START DATA FOR PROCESSING

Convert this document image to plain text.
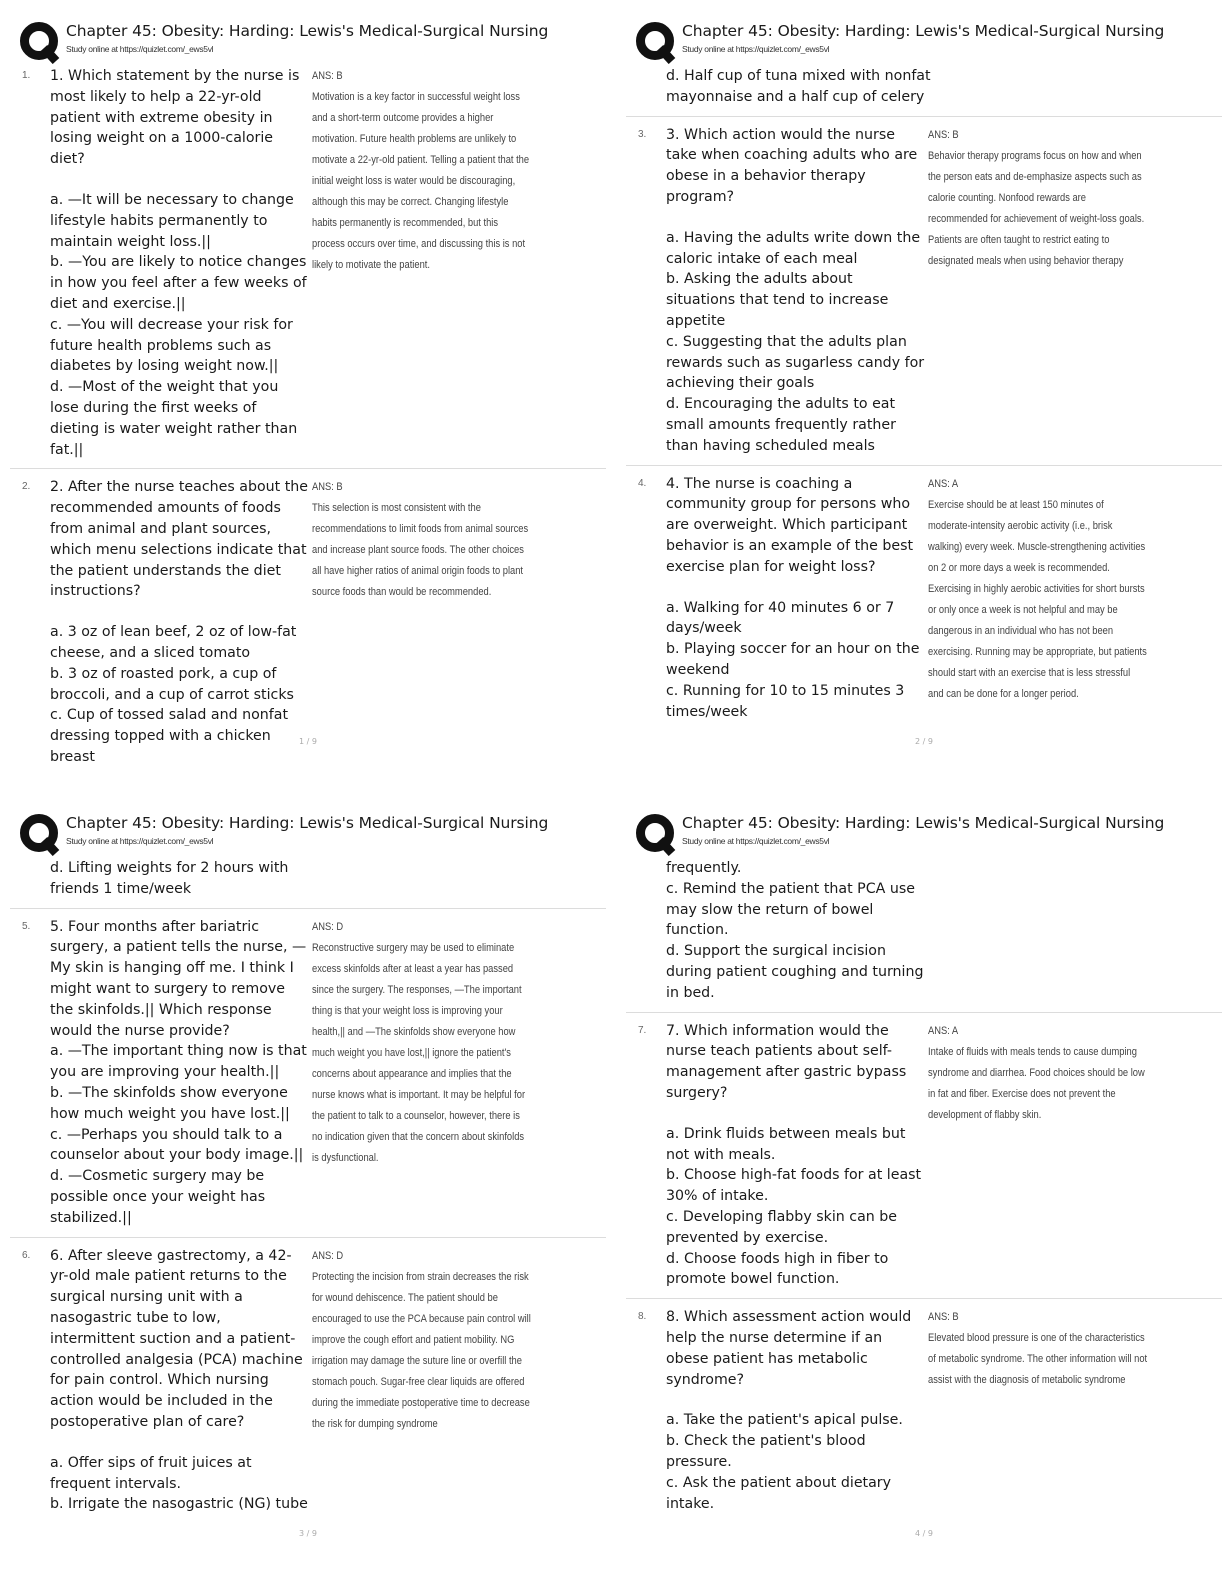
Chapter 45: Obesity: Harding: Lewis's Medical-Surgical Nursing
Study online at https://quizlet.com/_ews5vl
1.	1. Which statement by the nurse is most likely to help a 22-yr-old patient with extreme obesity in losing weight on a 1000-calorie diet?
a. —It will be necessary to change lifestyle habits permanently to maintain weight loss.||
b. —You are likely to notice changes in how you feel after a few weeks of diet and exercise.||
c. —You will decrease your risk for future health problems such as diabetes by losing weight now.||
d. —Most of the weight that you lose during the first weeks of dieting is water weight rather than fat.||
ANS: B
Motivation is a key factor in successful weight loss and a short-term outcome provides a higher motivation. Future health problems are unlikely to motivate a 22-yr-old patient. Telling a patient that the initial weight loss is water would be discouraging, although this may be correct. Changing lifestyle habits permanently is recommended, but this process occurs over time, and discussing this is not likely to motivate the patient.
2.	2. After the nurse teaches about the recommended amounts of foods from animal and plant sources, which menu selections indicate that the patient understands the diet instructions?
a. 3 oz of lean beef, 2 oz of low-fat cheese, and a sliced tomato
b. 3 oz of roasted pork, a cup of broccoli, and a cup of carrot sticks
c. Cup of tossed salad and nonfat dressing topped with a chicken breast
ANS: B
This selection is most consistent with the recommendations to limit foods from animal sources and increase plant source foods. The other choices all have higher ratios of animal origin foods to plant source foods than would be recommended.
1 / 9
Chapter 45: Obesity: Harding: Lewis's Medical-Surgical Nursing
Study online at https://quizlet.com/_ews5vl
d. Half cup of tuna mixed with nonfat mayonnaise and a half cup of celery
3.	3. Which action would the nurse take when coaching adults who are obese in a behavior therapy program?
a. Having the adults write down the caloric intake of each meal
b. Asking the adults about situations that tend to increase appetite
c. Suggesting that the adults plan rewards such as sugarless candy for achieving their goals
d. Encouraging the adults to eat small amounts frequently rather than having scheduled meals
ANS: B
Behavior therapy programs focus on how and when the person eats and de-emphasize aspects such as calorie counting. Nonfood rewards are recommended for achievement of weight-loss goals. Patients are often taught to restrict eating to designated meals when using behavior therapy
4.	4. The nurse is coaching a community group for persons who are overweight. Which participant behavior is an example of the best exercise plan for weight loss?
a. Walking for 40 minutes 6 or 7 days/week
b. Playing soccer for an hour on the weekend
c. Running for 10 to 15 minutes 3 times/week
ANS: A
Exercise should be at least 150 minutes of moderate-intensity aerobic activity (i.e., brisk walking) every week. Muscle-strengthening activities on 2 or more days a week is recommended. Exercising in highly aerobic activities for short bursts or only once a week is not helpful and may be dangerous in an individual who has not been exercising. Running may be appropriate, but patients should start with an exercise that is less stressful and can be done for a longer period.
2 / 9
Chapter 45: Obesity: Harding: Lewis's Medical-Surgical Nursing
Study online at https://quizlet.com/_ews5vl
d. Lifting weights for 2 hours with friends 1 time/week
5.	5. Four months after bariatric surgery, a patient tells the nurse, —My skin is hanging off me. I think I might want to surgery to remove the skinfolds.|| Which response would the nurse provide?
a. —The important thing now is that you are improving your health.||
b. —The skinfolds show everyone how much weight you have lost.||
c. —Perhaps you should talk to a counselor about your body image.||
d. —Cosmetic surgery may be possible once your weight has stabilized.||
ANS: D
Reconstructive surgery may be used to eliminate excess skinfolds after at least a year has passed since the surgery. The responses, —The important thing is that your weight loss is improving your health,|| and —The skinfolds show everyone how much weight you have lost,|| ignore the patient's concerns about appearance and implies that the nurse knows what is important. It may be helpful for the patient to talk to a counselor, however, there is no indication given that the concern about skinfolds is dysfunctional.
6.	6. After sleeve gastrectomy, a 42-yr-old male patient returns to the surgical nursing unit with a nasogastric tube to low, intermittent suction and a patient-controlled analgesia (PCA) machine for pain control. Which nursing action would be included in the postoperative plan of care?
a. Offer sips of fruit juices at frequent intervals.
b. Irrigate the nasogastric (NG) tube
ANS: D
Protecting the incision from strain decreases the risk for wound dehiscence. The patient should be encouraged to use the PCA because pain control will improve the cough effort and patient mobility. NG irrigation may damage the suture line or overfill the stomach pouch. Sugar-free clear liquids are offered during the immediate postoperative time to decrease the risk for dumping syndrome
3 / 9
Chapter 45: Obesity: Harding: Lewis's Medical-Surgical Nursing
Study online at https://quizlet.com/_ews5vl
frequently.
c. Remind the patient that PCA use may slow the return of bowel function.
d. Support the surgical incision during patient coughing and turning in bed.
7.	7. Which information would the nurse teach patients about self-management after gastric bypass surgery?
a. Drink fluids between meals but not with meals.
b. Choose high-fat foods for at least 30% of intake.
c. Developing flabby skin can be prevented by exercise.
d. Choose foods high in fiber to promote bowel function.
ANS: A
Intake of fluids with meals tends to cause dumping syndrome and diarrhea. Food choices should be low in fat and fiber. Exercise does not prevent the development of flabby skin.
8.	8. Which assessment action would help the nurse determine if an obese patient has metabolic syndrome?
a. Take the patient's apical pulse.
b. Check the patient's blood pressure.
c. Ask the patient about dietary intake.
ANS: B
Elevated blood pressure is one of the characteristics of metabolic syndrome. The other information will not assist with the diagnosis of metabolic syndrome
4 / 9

END DATA FOR PROCESSING
START DATA FOR PROCESSING

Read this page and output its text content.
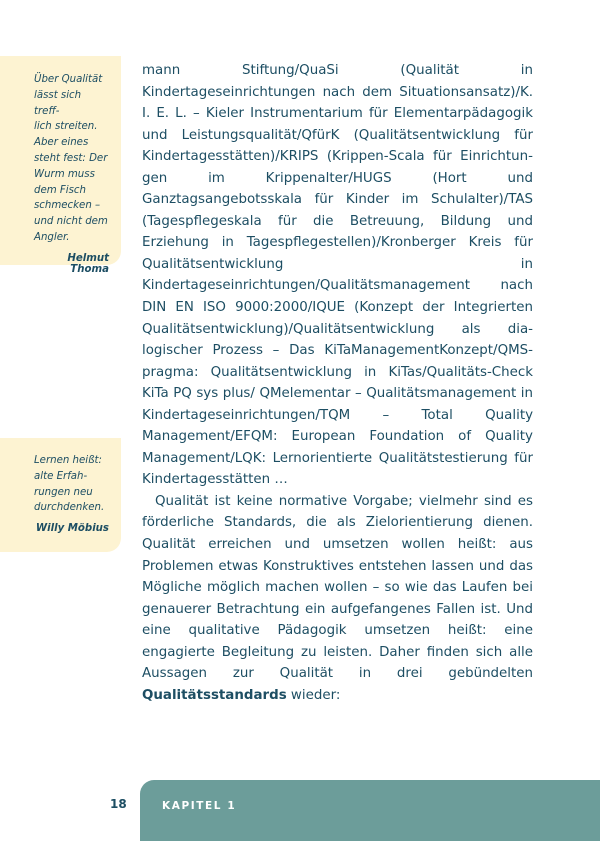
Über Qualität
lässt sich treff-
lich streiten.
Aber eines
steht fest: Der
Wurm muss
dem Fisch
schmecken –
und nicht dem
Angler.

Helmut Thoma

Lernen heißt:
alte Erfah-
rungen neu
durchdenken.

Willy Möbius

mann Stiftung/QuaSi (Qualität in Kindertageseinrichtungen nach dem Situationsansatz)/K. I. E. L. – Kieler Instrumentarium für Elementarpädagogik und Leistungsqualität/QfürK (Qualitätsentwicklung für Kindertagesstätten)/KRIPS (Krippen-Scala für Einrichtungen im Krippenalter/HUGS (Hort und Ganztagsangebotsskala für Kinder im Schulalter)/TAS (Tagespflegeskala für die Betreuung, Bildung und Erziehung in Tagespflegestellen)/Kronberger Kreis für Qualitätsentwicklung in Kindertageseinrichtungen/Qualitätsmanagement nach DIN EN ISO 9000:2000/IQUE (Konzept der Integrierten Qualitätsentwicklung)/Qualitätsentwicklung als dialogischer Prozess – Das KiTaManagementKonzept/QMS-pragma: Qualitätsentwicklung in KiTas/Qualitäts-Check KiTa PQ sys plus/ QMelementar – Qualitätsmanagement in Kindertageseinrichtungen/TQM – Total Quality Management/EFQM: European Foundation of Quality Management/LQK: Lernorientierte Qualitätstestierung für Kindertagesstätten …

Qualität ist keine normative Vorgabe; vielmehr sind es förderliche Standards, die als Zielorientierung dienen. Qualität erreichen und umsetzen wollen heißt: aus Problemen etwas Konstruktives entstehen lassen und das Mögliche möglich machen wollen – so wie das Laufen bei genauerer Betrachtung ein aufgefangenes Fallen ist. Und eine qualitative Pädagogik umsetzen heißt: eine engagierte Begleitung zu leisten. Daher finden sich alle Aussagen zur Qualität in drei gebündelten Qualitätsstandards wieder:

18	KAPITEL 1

END DATA FOR PROCESSING
START DATA FOR PROCESSING

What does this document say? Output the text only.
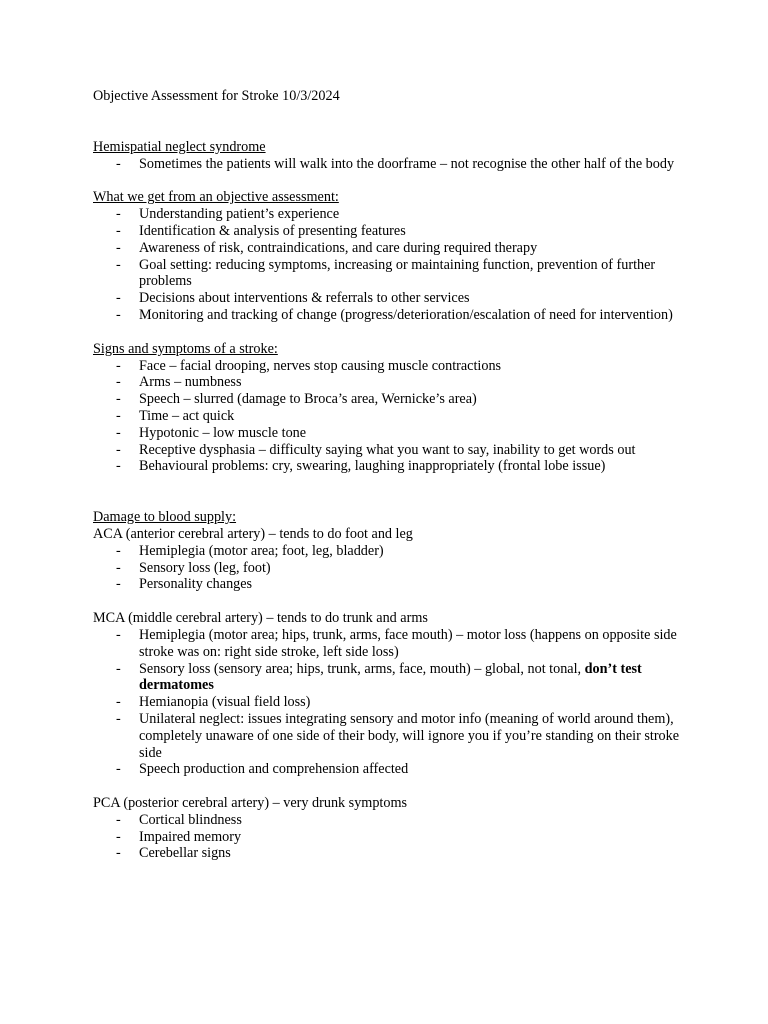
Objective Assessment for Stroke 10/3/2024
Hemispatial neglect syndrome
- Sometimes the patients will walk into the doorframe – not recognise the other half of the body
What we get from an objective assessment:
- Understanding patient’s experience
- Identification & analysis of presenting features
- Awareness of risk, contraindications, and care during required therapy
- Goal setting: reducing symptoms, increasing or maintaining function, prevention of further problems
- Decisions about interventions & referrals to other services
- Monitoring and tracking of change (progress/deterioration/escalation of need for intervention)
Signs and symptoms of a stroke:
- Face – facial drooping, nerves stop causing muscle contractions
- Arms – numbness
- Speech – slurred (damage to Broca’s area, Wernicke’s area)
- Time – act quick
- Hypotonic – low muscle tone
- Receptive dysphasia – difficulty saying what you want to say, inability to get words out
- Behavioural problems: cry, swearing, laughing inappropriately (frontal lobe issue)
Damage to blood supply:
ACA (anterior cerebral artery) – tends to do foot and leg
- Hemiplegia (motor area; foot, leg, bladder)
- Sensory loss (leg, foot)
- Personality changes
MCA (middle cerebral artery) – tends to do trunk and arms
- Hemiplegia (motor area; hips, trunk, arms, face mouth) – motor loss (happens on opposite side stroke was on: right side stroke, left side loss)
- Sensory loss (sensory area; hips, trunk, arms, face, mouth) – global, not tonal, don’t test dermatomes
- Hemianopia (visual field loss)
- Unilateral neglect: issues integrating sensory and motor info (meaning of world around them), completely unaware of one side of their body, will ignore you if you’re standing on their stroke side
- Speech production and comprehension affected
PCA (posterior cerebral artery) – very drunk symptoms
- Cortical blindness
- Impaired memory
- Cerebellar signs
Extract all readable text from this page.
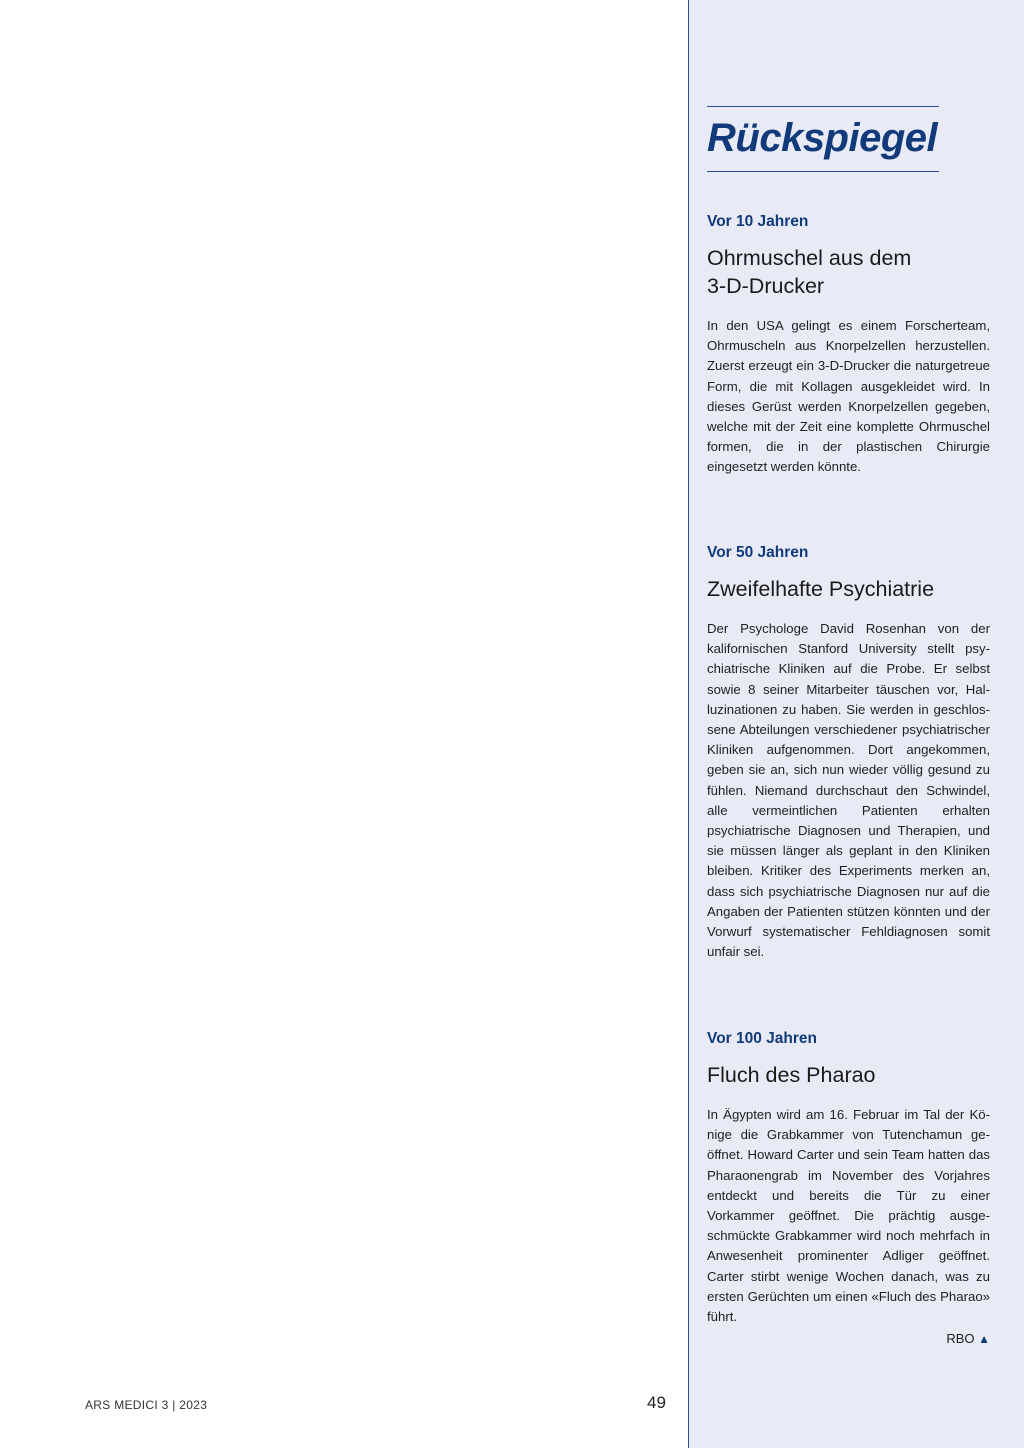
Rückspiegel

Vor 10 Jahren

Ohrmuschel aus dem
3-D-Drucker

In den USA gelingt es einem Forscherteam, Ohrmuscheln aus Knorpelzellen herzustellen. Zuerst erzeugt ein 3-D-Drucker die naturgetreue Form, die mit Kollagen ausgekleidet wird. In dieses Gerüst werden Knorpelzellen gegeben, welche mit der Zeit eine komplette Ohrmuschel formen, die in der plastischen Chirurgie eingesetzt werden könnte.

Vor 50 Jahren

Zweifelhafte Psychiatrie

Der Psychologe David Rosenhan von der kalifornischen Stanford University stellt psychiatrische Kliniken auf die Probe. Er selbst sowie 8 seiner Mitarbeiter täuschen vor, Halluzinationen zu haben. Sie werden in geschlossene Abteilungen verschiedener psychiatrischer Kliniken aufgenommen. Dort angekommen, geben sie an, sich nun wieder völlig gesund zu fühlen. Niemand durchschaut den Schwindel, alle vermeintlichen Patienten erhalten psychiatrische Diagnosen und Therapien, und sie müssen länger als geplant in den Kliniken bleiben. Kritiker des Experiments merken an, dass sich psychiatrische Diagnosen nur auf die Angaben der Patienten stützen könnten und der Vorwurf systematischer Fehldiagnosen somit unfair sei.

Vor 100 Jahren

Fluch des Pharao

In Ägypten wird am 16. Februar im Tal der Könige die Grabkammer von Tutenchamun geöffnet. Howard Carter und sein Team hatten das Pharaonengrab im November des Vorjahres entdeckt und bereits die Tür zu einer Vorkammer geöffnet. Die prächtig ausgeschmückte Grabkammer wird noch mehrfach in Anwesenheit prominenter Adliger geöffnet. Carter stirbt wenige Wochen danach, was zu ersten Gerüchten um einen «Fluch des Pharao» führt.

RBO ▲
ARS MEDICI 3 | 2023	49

END DATA FOR PROCESSING

EXERCISE:
How many lines of the data contain the word "fluids"? Answer with the number alone.

RESPONSE TO THIS EXERCISE:
2